__EXERCISE DESCRIPTION__. The data below is to be copied exactly, line by line.

(Items from a dataset)
-=-=-
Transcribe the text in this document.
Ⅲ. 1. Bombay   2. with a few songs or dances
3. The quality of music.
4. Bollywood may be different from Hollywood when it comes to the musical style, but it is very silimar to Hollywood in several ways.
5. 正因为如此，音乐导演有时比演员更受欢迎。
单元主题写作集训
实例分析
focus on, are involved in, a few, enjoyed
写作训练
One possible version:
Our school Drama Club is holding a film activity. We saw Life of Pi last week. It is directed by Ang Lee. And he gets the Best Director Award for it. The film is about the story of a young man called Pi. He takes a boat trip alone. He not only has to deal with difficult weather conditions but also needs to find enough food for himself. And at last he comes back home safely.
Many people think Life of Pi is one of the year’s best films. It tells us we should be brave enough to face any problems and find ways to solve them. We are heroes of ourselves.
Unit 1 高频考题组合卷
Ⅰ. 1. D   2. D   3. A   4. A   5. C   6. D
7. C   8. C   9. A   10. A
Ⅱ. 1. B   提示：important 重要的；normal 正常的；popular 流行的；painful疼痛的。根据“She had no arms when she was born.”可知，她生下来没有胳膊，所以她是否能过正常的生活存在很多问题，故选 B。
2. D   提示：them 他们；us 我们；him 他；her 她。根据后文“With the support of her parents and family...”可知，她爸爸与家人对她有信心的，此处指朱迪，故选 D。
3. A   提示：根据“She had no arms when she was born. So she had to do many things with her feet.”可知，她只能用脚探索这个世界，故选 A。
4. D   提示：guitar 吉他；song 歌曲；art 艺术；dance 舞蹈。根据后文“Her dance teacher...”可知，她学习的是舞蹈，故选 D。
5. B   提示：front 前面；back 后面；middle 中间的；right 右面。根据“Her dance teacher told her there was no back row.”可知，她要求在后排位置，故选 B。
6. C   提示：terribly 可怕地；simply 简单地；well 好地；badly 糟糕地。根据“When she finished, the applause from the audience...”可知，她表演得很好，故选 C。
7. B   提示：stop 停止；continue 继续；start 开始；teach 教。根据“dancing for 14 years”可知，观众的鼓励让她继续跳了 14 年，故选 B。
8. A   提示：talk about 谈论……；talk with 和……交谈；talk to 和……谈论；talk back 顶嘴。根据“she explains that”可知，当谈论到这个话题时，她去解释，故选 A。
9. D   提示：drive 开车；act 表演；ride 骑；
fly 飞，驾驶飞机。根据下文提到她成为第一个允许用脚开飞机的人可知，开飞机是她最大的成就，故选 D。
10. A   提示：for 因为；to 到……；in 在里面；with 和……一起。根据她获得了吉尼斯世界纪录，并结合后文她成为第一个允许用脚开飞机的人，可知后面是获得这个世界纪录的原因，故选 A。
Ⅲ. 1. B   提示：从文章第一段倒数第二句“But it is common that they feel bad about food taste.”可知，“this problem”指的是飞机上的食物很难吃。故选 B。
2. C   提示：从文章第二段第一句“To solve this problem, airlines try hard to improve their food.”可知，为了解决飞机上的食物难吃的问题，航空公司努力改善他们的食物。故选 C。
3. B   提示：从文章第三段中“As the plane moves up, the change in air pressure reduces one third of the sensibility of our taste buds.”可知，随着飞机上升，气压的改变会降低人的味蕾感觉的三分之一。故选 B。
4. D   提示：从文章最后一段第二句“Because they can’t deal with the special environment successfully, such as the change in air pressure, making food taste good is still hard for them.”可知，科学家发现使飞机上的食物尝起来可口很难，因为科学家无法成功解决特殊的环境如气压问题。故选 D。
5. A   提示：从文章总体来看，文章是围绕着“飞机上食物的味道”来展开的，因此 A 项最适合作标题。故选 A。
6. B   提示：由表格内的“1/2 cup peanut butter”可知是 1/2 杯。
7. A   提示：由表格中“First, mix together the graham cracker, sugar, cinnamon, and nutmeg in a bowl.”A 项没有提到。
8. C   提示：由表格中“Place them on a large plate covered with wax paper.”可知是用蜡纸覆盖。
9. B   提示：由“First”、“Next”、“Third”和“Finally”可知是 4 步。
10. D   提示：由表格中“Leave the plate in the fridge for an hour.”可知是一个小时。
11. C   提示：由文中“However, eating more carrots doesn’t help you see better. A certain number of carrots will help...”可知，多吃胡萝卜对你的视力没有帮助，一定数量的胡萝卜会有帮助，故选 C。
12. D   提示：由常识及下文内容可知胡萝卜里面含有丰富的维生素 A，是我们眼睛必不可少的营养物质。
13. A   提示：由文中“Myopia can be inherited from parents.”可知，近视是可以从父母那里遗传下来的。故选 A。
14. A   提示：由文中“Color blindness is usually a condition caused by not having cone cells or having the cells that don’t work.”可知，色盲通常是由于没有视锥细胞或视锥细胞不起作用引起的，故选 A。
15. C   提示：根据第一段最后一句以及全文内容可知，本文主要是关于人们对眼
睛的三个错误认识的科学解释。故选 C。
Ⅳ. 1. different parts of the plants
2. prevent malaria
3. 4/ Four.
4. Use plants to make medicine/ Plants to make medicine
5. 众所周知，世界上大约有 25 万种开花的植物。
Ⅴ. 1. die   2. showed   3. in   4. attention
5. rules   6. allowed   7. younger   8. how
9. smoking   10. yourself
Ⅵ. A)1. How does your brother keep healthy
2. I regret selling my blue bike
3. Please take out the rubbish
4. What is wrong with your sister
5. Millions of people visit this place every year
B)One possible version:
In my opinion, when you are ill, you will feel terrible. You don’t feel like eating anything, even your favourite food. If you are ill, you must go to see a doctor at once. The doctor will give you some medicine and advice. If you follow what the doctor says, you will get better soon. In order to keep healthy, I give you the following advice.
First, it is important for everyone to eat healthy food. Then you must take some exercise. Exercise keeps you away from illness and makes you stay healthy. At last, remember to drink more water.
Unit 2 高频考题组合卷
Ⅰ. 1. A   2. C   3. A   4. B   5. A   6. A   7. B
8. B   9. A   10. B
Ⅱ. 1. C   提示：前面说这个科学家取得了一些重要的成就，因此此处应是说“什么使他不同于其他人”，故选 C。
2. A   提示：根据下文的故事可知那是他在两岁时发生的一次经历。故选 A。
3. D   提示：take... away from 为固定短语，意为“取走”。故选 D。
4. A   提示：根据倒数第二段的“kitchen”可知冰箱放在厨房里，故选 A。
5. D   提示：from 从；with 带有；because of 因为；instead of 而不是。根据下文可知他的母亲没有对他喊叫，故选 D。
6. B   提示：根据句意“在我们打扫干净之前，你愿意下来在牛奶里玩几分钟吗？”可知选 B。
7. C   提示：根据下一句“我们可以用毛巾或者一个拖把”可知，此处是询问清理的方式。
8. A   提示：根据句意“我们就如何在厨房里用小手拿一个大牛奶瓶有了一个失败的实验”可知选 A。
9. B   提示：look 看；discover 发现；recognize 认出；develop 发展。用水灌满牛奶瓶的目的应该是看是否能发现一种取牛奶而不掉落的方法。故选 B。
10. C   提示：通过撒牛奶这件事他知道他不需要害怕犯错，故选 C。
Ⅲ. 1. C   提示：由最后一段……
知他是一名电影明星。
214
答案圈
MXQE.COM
-=-=-
__SOLUTION FOR THIS PROBLEM__.
Transcribe the text in this document.
Ⅲ. 1. Bombay   2. with a few songs or dances
3. The quality of music.
4. Bollywood may be different from Hollywood when it comes to the musical style, but it is very silimar to Hollywood in several ways.
5. 正因为如此，音乐导演有时比演员更受欢迎。
单元主题写作集训
实例分析
focus on, are involved in, a few, enjoyed
写作训练
One possible version:
Our school Drama Club is holding a film activity. We saw Life of Pi last week. It is directed by Ang Lee. And he gets the Best Director Award for it. The film is about the story of a young man called Pi. He takes a boat trip alone. He not only has to deal with difficult weather conditions but also needs to find enough food for himself. And at last he comes back home safely.
Many people think Life of Pi is one of the year’s best films. It tells us we should be brave enough to face any problems and find ways to solve them. We are heroes of ourselves.
Unit 1 高频考题组合卷
Ⅰ. 1. D   2. D   3. A   4. A   5. C   6. D
7. C   8. C   9. A   10. A
Ⅱ. 1. B   提示：important 重要的；normal 正常的；popular 流行的；painful疼痛的。根据“She had no arms when she was born.”可知，她生下来没有胳膊，所以她是否能过正常的生活存在很多问题，故选 B。
2. D   提示：them 他们；us 我们；him 他；her 她。根据后文“With the support of her parents and family...”可知，她爸爸与家人对她有信心的，此处指朱迪，故选 D。
3. A   提示：根据“She had no arms when she was born. So she had to do many things with her feet.”可知，她只能用脚探索这个世界，故选 A。
4. D   提示：guitar 吉他；song 歌曲；art 艺术；dance 舞蹈。根据后文“Her dance teacher...”可知，她学习的是舞蹈，故选 D。
5. B   提示：front 前面；back 后面；middle 中间的；right 右面。根据“Her dance teacher told her there was no back row.”可知，她要求在后排位置，故选 B。
6. C   提示：terribly 可怕地；simply 简单地；well 好地；badly 糟糕地。根据“When she finished, the applause from the audience...”可知，她表演得很好，故选 C。
7. B   提示：stop 停止；continue 继续；start 开始；teach 教。根据“dancing for 14 years”可知，观众的鼓励让她继续跳了 14 年，故选 B。
8. A   提示：talk about 谈论……；talk with 和……交谈；talk to 和……谈论；talk back 顶嘴。根据“she explains that”可知，当谈论到这个话题时，她去解释，故选 A。
9. D   提示：drive 开车；act 表演；ride 骑；
fly 飞，驾驶飞机。根据下文提到她成为第一个允许用脚开飞机的人可知，开飞机是她最大的成就，故选 D。
10. A   提示：for 因为；to 到……；in 在里面；with 和……一起。根据她获得了吉尼斯世界纪录，并结合后文她成为第一个允许用脚开飞机的人，可知后面是获得这个世界纪录的原因，故选 A。
Ⅲ. 1. B   提示：从文章第一段倒数第二句“But it is common that they feel bad about food taste.”可知，“this problem”指的是飞机上的食物很难吃。故选 B。
2. C   提示：从文章第二段第一句“To solve this problem, airlines try hard to improve their food.”可知，为了解决飞机上的食物难吃的问题，航空公司努力改善他们的食物。故选 C。
3. B   提示：从文章第三段中“As the plane moves up, the change in air pressure reduces one third of the sensibility of our taste buds.”可知，随着飞机上升，气压的改变会降低人的味蕾感觉的三分之一。故选 B。
4. D   提示：从文章最后一段第二句“Because they can’t deal with the special environment successfully, such as the change in air pressure, making food taste good is still hard for them.”可知，科学家发现使飞机上的食物尝起来可口很难，因为科学家无法成功解决特殊的环境如气压问题。故选 D。
5. A   提示：从文章总体来看，文章是围绕着“飞机上食物的味道”来展开的，因此 A 项最适合作标题。故选 A。
6. B   提示：由表格内的“1/2 cup peanut butter”可知是 1/2 杯。
7. A   提示：由表格中“First, mix together the graham cracker, sugar, cinnamon, and nutmeg in a bowl.”A 项没有提到。
8. C   提示：由表格中“Place them on a large plate covered with wax paper.”可知是用蜡纸覆盖。
9. B   提示：由“First”、“Next”、“Third”和“Finally”可知是 4 步。
10. D   提示：由表格中“Leave the plate in the fridge for an hour.”可知是一个小时。
11. C   提示：由文中“However, eating more carrots doesn’t help you see better. A certain number of carrots will help...”可知，多吃胡萝卜对你的视力没有帮助，一定数量的胡萝卜会有帮助，故选 C。
12. D   提示：由常识及下文内容可知胡萝卜里面含有丰富的维生素 A，是我们眼睛必不可少的营养物质。
13. A   提示：由文中“Myopia can be inherited from parents.”可知，近视是可以从父母那里遗传下来的。故选 A。
14. A   提示：由文中“Color blindness is usually a condition caused by not having cone cells or having the cells that don’t work.”可知，色盲通常是由于没有视锥细胞或视锥细胞不起作用引起的，故选 A。
15. C   提示：根据第一段最后一句以及全文内容可知，本文主要是关于人们对眼
睛的三个错误认识的科学解释。故选 C。
Ⅳ. 1. different parts of the plants
2. prevent malaria
3. 4/ Four.
4. Use plants to make medicine/ Plants to make medicine
5. 众所周知，世界上大约有 25 万种开花的植物。
Ⅴ. 1. die   2. showed   3. in   4. attention
5. rules   6. allowed   7. younger   8. how
9. smoking   10. yourself
Ⅵ. A)1. How does your brother keep healthy
2. I regret selling my blue bike
3. Please take out the rubbish
4. What is wrong with your sister
5. Millions of people visit this place every year
B)One possible version:
In my opinion, when you are ill, you will feel terrible. You don’t feel like eating anything, even your favourite food. If you are ill, you must go to see a doctor at once. The doctor will give you some medicine and advice. If you follow what the doctor says, you will get better soon. In order to keep healthy, I give you the following advice.
First, it is important for everyone to eat healthy food. Then you must take some exercise. Exercise keeps you away from illness and makes you stay healthy. At last, remember to drink more water.
Unit 2 高频考题组合卷
Ⅰ. 1. A   2. C   3. A   4. B   5. A   6. A   7. B
8. B   9. A   10. B
Ⅱ. 1. C   提示：前面说这个科学家取得了一些重要的成就，因此此处应是说“什么使他不同于其他人”，故选 C。
2. A   提示：根据下文的故事可知那是他在两岁时发生的一次经历。故选 A。
3. D   提示：take... away from 为固定短语，意为“取走”。故选 D。
4. A   提示：根据倒数第二段的“kitchen”可知冰箱放在厨房里，故选 A。
5. D   提示：from 从；with 带有；because of 因为；instead of 而不是。根据下文可知他的母亲没有对他喊叫，故选 D。
6. B   提示：根据句意“在我们打扫干净之前，你愿意下来在牛奶里玩几分钟吗？”可知选 B。
7. C   提示：根据下一句“我们可以用毛巾或者一个拖把”可知，此处是询问清理的方式。
8. A   提示：根据句意“我们就如何在厨房里用小手拿一个大牛奶瓶有了一个失败的实验”可知选 A。
9. B   提示：look 看；discover 发现；recognize 认出；develop 发展。用水灌满牛奶瓶的目的应该是看是否能发现一种取牛奶而不掉落的方法。故选 B。
10. C   提示：通过撒牛奶这件事他知道他不需要害怕犯错，故选 C。
Ⅲ. 1. C   提示：由最后一段……
知他是一名电影明星。
214
答案圈
MXQE.COM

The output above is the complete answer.